**Your goal**
Where a line holds the word "color", copy that line.

(Collected data entries)
★ ★ ★

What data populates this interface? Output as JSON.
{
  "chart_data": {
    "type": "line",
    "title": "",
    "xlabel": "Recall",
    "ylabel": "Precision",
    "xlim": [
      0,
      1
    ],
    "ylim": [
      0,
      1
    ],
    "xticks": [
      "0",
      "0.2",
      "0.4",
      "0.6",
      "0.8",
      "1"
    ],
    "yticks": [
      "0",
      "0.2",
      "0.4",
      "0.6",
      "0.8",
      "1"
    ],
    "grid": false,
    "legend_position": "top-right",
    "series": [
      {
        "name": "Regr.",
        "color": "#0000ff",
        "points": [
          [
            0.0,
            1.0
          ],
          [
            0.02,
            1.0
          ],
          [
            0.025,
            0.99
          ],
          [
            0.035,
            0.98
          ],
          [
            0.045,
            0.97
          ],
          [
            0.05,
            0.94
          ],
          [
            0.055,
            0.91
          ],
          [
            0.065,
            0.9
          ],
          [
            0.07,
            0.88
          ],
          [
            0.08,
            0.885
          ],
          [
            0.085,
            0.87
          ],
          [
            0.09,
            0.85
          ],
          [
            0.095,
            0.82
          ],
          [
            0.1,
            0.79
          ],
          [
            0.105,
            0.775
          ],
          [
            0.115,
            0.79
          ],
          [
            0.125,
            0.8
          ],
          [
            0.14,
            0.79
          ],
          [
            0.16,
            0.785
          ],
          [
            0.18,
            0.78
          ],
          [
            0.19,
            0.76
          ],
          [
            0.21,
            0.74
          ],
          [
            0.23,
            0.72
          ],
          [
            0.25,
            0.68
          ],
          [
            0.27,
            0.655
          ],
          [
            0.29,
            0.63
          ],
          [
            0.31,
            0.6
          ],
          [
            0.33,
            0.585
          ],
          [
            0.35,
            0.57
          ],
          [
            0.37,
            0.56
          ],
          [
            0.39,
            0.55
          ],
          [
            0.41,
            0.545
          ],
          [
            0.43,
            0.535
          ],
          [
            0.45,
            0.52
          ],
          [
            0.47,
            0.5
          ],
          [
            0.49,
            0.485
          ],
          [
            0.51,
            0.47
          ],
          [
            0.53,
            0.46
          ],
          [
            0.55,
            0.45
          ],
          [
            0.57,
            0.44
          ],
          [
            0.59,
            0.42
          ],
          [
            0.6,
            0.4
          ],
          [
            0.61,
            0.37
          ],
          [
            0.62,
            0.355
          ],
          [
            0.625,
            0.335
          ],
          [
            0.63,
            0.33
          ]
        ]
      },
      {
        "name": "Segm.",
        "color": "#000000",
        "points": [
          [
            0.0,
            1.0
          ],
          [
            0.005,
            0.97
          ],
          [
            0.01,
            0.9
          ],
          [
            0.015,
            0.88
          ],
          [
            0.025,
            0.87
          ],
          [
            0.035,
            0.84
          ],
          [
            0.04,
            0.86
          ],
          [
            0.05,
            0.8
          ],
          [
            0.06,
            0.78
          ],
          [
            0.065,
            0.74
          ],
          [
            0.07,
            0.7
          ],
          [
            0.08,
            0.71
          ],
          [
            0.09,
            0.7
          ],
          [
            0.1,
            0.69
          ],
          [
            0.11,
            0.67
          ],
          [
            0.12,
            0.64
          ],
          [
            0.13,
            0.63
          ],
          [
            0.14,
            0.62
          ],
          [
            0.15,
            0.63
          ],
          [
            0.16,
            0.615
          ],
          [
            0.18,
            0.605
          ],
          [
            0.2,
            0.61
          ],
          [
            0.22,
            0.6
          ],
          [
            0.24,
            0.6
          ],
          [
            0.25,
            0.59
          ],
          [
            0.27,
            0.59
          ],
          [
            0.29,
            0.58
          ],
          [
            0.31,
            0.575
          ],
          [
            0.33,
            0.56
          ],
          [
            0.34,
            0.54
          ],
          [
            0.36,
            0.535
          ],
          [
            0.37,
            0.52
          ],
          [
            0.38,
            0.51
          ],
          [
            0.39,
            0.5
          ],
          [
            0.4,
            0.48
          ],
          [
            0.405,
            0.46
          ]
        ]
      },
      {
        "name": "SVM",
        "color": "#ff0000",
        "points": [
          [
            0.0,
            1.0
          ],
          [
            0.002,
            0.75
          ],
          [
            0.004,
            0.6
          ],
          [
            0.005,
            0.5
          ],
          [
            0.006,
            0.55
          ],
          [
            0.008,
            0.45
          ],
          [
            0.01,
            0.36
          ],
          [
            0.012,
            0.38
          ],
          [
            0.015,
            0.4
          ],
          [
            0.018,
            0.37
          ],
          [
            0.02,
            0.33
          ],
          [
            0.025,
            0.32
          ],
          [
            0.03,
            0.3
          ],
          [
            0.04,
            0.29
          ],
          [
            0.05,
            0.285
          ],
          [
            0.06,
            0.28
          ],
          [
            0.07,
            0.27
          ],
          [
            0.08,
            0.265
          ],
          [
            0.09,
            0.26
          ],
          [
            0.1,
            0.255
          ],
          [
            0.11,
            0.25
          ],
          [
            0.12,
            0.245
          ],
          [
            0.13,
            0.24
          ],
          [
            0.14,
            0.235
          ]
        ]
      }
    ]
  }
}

★ ★ ★

**In response**
        "color": "#0000ff",
        "color": "#000000",
        "color": "#ff0000",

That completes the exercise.